[Collected data entries]
------------------------------------------------
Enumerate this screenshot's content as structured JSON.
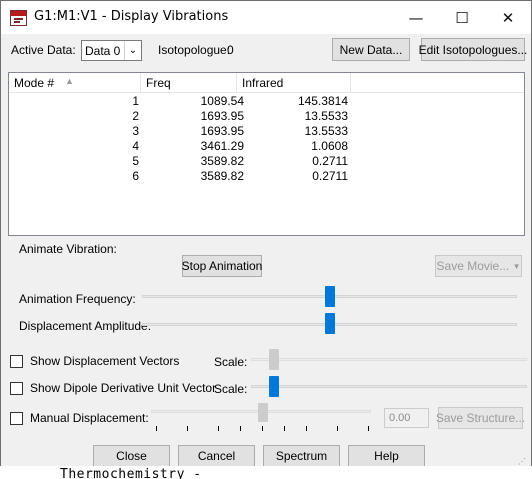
{
  "window": {
    "title": "G1:M1:V1 - Display Vibrations",
    "controls": {
      "minimize": "—",
      "maximize": "☐",
      "close": "✕"
    }
  },
  "top": {
    "active_data_label": "Active Data:",
    "active_data_value": "Data 0",
    "isotopologue_label": "Isotopologue:",
    "isotopologue_value": "0",
    "new_data_button": "New Data...",
    "edit_isotopologues_button": "Edit Isotopologues..."
  },
  "table": {
    "columns": [
      "Mode #",
      "Freq",
      "Infrared"
    ],
    "rows": [
      [
        "1",
        "1089.54",
        "145.3814"
      ],
      [
        "2",
        "1693.95",
        "13.5533"
      ],
      [
        "3",
        "1693.95",
        "13.5533"
      ],
      [
        "4",
        "3461.29",
        "1.0608"
      ],
      [
        "5",
        "3589.82",
        "0.2711"
      ],
      [
        "6",
        "3589.82",
        "0.2711"
      ]
    ]
  },
  "animate": {
    "section_label": "Animate Vibration:",
    "stop_animation_button": "Stop Animation",
    "save_movie_button": "Save Movie...",
    "animation_frequency_label": "Animation Frequency:",
    "displacement_amplitude_label": "Displacement Amplitude:",
    "animation_frequency_level": 0.5,
    "displacement_amplitude_level": 0.5
  },
  "options": {
    "show_displacement_vectors_label": "Show Displacement Vectors",
    "show_dipole_label": "Show Dipole Derivative Unit Vector",
    "scale_label": "Scale:",
    "manual_displacement_label": "Manual Displacement:",
    "manual_displacement_value": "0.00",
    "save_structure_button": "Save Structure..."
  },
  "buttons": {
    "close": "Close",
    "cancel": "Cancel",
    "spectrum": "Spectrum",
    "help": "Help"
  },
  "background": {
    "behind_text": "Thermochemistry -"
  },
  "colors": {
    "slider_thumb_active": "#0078d7",
    "slider_thumb_inactive": "#cccccc"
  }
}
------------------------------------------------
Prompt: Omit the pictures. Output every record above word for word.

Task output:
Enumerate this screenshot's content as structured JSON.
{
  "window": {
    "title": "G1:M1:V1 - Display Vibrations",
    "controls": {
      "minimize": "—",
      "maximize": "☐",
      "close": "✕"
    }
  },
  "top": {
    "active_data_label": "Active Data:",
    "active_data_value": "Data 0",
    "isotopologue_label": "Isotopologue:",
    "isotopologue_value": "0",
    "new_data_button": "New Data...",
    "edit_isotopologues_button": "Edit Isotopologues..."
  },
  "table": {
    "columns": [
      "Mode #",
      "Freq",
      "Infrared"
    ],
    "rows": [
      [
        "1",
        "1089.54",
        "145.3814"
      ],
      [
        "2",
        "1693.95",
        "13.5533"
      ],
      [
        "3",
        "1693.95",
        "13.5533"
      ],
      [
        "4",
        "3461.29",
        "1.0608"
      ],
      [
        "5",
        "3589.82",
        "0.2711"
      ],
      [
        "6",
        "3589.82",
        "0.2711"
      ]
    ]
  },
  "animate": {
    "section_label": "Animate Vibration:",
    "stop_animation_button": "Stop Animation",
    "save_movie_button": "Save Movie...",
    "animation_frequency_label": "Animation Frequency:",
    "displacement_amplitude_label": "Displacement Amplitude:",
    "animation_frequency_level": 0.5,
    "displacement_amplitude_level": 0.5
  },
  "options": {
    "show_displacement_vectors_label": "Show Displacement Vectors",
    "show_dipole_label": "Show Dipole Derivative Unit Vector",
    "scale_label": "Scale:",
    "manual_displacement_label": "Manual Displacement:",
    "manual_displacement_value": "0.00",
    "save_structure_button": "Save Structure..."
  },
  "buttons": {
    "close": "Close",
    "cancel": "Cancel",
    "spectrum": "Spectrum",
    "help": "Help"
  },
  "background": {
    "behind_text": "Thermochemistry -"
  },
  "colors": {
    "slider_thumb_active": "#0078d7",
    "slider_thumb_inactive": "#cccccc"
  }
}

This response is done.